_任务要求_
请续写下方讲解如何用Scikit-learn训练模型并计算均方误差和决定系数R2的教程，从其最后一行之后接着写。

_练习文本_
# # # #

使用Python中的Scikit-learn库或者StatsModels库来训练模型、计算均方误差和决定系数R2
时间: 2024-03-01 20:55:17 浏览: 23
好的,假设您已经有了数据集并且将其分成了训练集和测试集,您可以按照以下步骤使用Scikit-learn库来训练模型并计算均方误差和决定系数R2:
1. 导入所需的库和数据集
```python
import numpy as np
import pandas as pd
from sklearn.linear_model import LinearRegression
from sklearn.metrics import mean_squared_error, r2_score
from sklearn.model_selection import train_test_split
data = pd.read_csv('your_dataset.csv')
X = data.iloc[:, :-1].values
y = data.iloc[:, -1].values
```
2. 将数据集分成训练集和测试集
```python
X_train, X_test, y_train, y_test = train_test_split(X, y, test_size=0.2, random_state=0)
```
3. 训练线性回归模型
```python
regressor = LinearRegression()
regressor.fit(X_train, y_train)
```
4. 对测试集进行预测,并计算均方误差和决定系数R2
```python
y_pred = regressor.predict(X_test)
mse = mean_squared_error(y_test, y_pred)
r2 = r2_score(y_test, y_pred)
print('均方误差:', mse)

# # # #

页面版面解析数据
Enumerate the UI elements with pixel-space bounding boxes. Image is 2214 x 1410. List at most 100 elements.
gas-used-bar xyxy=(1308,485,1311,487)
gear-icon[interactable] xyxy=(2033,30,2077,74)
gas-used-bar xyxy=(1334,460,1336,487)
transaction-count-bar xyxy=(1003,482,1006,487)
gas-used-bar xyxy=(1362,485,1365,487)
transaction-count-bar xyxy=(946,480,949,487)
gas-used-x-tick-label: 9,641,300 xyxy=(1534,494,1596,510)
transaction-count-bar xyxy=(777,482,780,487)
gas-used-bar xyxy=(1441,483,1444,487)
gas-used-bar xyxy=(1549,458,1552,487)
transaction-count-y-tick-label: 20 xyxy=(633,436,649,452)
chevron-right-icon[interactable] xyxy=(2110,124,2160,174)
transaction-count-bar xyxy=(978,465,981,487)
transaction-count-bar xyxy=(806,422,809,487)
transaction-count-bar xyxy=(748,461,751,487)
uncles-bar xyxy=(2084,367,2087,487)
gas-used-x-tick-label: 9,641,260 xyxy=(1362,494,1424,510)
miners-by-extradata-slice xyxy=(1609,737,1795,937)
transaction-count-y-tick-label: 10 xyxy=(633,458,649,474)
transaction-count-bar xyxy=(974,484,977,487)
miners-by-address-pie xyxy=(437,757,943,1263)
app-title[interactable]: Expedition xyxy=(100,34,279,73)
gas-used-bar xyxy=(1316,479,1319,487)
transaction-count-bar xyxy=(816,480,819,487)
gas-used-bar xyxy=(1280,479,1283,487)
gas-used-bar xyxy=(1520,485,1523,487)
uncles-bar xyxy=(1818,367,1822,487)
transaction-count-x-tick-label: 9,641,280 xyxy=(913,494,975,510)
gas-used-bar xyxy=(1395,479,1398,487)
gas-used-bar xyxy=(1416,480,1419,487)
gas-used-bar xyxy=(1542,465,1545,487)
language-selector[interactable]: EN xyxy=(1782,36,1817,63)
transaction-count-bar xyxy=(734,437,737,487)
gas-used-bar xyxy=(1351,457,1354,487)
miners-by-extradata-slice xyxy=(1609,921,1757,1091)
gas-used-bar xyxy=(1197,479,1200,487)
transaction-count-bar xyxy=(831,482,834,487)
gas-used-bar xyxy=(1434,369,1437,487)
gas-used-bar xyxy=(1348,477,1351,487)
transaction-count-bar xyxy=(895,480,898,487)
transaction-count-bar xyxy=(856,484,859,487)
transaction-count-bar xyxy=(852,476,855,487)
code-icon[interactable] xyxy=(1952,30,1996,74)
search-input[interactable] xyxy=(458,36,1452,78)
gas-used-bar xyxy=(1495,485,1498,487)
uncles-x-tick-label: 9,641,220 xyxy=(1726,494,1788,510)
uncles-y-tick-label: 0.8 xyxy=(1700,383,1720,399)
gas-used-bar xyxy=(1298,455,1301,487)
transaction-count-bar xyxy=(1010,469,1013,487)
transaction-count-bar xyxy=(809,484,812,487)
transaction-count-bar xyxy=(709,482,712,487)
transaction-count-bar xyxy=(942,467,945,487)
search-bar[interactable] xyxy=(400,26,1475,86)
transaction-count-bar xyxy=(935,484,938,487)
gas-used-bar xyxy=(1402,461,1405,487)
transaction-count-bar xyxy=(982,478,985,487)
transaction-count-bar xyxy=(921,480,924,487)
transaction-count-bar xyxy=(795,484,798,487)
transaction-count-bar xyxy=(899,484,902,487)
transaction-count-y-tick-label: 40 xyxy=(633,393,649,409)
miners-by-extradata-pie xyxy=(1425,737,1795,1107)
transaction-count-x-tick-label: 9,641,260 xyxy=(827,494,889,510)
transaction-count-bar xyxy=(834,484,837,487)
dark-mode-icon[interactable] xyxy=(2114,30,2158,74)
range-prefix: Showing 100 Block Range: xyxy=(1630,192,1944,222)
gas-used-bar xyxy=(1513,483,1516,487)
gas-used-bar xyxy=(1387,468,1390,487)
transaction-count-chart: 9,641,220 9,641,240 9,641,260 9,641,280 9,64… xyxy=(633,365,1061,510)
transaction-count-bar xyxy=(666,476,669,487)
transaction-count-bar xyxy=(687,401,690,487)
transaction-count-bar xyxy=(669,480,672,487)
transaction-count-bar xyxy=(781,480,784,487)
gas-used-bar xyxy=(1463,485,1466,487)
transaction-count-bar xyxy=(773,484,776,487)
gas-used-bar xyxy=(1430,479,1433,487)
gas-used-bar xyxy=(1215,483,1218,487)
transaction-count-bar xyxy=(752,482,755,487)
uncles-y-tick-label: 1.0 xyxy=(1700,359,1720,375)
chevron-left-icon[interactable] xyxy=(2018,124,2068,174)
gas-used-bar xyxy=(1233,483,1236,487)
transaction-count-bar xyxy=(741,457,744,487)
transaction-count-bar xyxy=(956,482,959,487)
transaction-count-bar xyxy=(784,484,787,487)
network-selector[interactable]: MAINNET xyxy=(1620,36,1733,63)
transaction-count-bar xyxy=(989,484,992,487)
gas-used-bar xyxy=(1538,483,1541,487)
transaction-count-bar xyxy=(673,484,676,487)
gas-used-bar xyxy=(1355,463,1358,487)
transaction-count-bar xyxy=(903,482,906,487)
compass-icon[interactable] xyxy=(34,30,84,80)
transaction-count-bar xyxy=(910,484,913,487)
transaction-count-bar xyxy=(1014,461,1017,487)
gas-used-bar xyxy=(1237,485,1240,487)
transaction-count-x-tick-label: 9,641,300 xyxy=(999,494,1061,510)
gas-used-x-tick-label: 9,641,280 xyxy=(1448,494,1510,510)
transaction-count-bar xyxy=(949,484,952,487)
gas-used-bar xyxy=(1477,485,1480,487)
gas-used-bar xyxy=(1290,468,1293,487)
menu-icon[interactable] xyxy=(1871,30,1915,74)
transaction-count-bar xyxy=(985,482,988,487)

# # # #

_作答区_
print('决定系数R2:', r2)
```
如果您想使用StatsModels库来训练模型并计算均方误差和决定系数R2,可以按照以下步骤:
1. 导入所需的库和数据集
```python
import numpy as np
import pandas as pd
import statsmodels.api as sm
from sklearn.metrics import mean_squared_error, r2_score
from sklearn.model_selection import train_test_split
data = pd.read_csv('your_dataset.csv')
X = data.iloc[:, :-1].values
y = data.iloc[:, -1].values
```
2. 将数据集分成训练集和测试集
```python
X_train, X_test, y_train, y_test = train_test_split(X, y, test_size=0.2, random_state=0)
```
3. 训练线性回归模型
```python
X_train = sm.add_constant(X_train)
model = sm.OLS(y_train, X_train)
regressor = model.fit()
```
4. 对测试集进行预测,并计算均方误差和决定系数R2
```python
X_test = sm.add_constant(X_test)
y_pred = regressor.predict(X_test)
mse = mean_squared_error(y_test, y_pred)
r2 = r2_score(y_test, y_pred)
print('均方误差:', mse)
print('决定系数R2:', r2)
```
在得到均方误差和决定系数R2之后,您可以使用Matplotlib库来绘制残差图。